EXERCISE OBJECTIVE: From the material below, list every line containing "Publish".

::::

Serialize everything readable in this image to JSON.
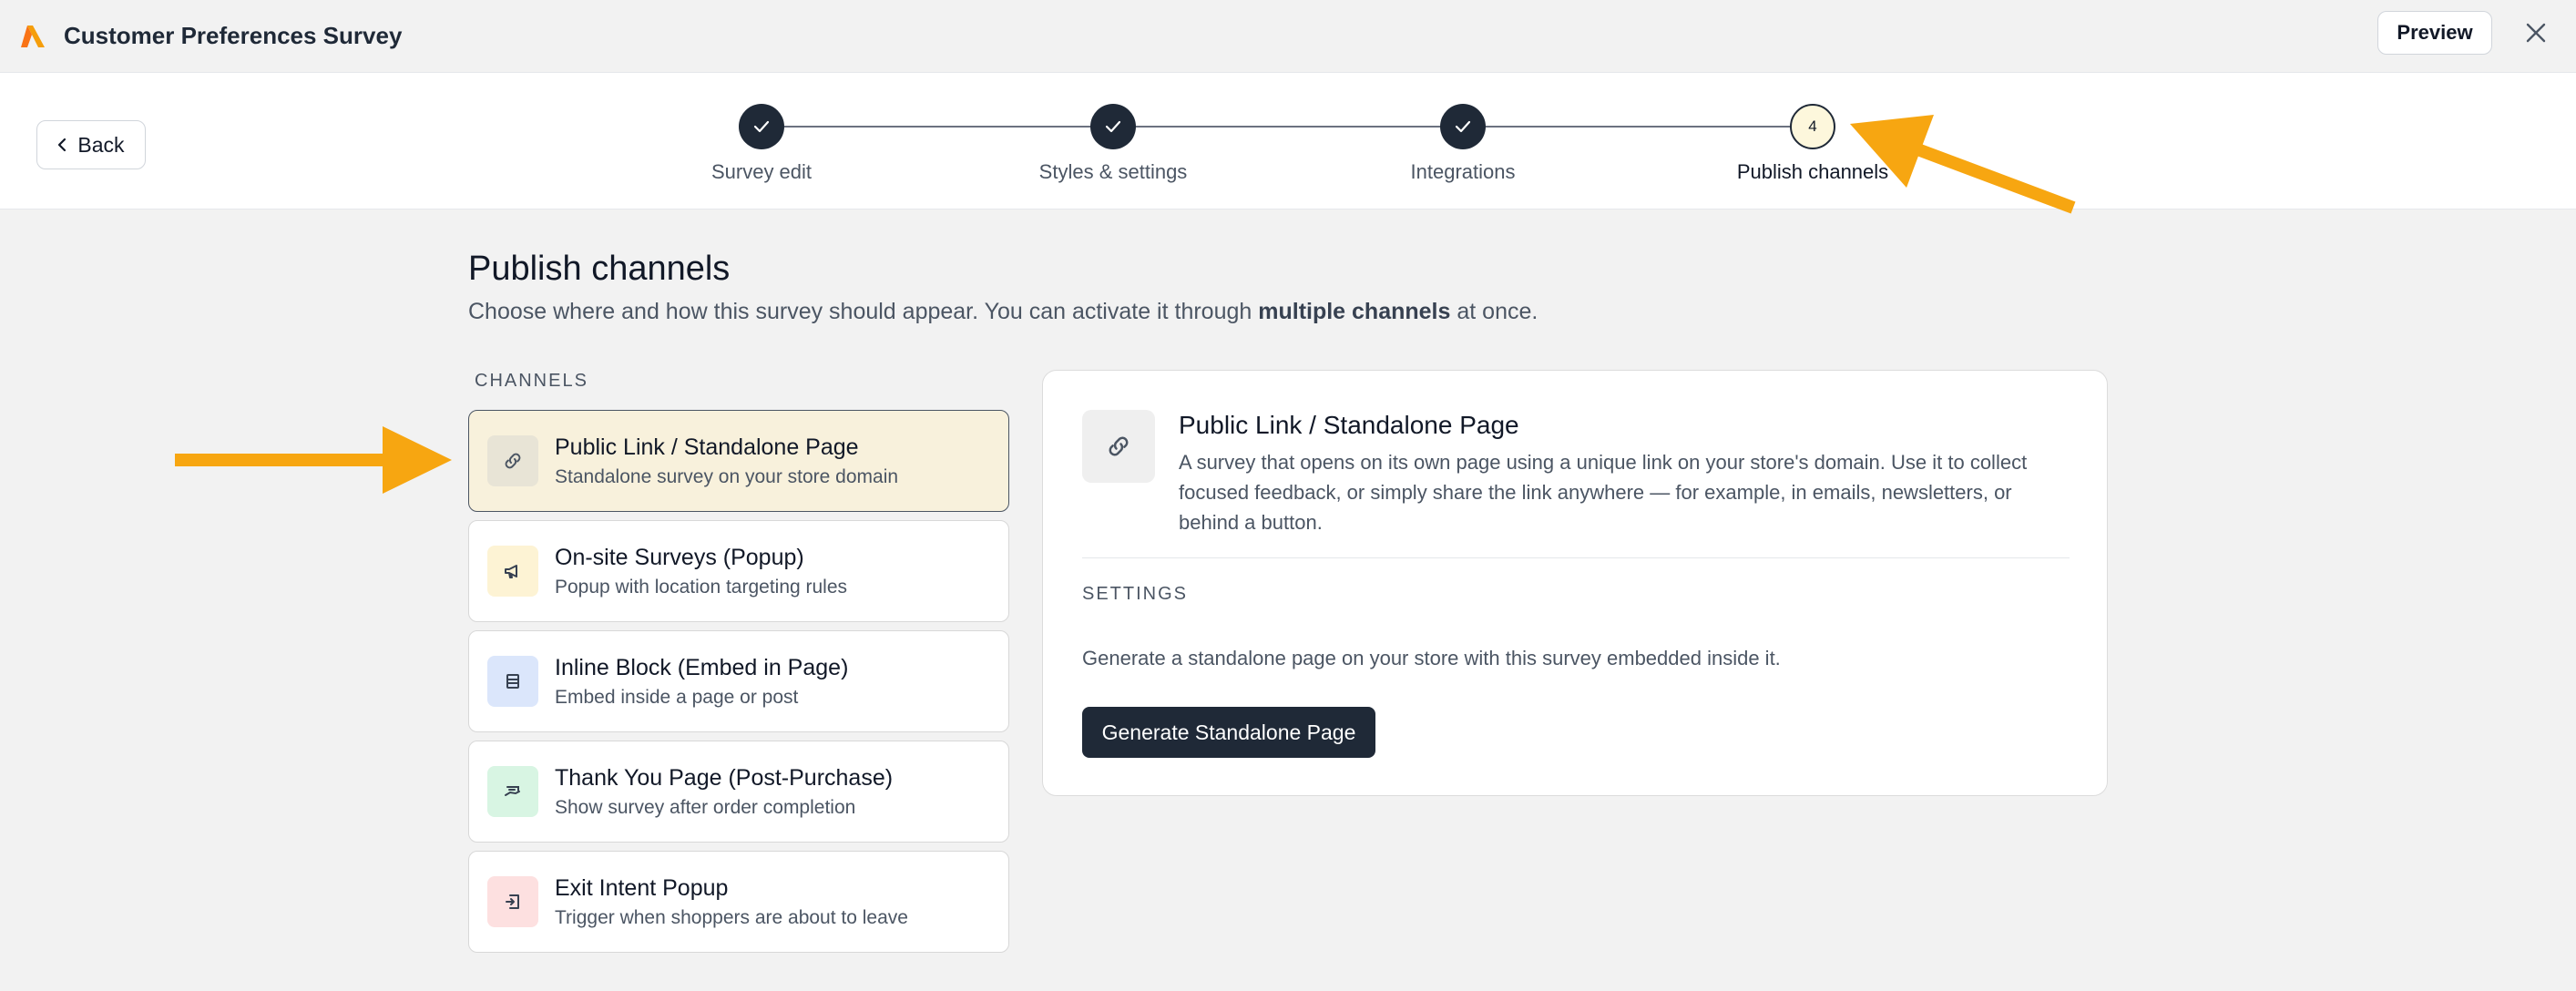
{
  "app": {
    "title": "Customer Preferences Survey",
    "preview_label": "Preview",
    "accent_color": "#f59e0b"
  },
  "nav": {
    "back_label": "Back"
  },
  "stepper": {
    "steps": [
      {
        "label": "Survey edit",
        "state": "done"
      },
      {
        "label": "Styles & settings",
        "state": "done"
      },
      {
        "label": "Integrations",
        "state": "done"
      },
      {
        "label": "Publish channels",
        "state": "active",
        "number": "4"
      }
    ]
  },
  "main": {
    "title": "Publish channels",
    "subtitle_prefix": "Choose where and how this survey should appear. You can activate it through ",
    "subtitle_bold": "multiple channels",
    "subtitle_suffix": " at once.",
    "channels_heading": "CHANNELS",
    "channels": [
      {
        "title": "Public Link / Standalone Page",
        "desc": "Standalone survey on your store domain",
        "icon": "link-icon",
        "selected": true
      },
      {
        "title": "On-site Surveys (Popup)",
        "desc": "Popup with location targeting rules",
        "icon": "megaphone-icon"
      },
      {
        "title": "Inline Block (Embed in Page)",
        "desc": "Embed inside a page or post",
        "icon": "embed-block-icon"
      },
      {
        "title": "Thank You Page (Post-Purchase)",
        "desc": "Show survey after order completion",
        "icon": "receipt-hand-icon"
      },
      {
        "title": "Exit Intent Popup",
        "desc": "Trigger when shoppers are about to leave",
        "icon": "exit-icon"
      }
    ]
  },
  "detail": {
    "title": "Public Link / Standalone Page",
    "description": "A survey that opens on its own page using a unique link on your store's domain. Use it to collect focused feedback, or simply share the link anywhere — for example, in emails, newsletters, or behind a button.",
    "settings_heading": "SETTINGS",
    "settings_text": "Generate a standalone page on your store with this survey embedded inside it.",
    "generate_label": "Generate Standalone Page"
  }
}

::::

PROBLEM SOLUTION:
        "label": "Publish channels",
    "title": "Publish channels",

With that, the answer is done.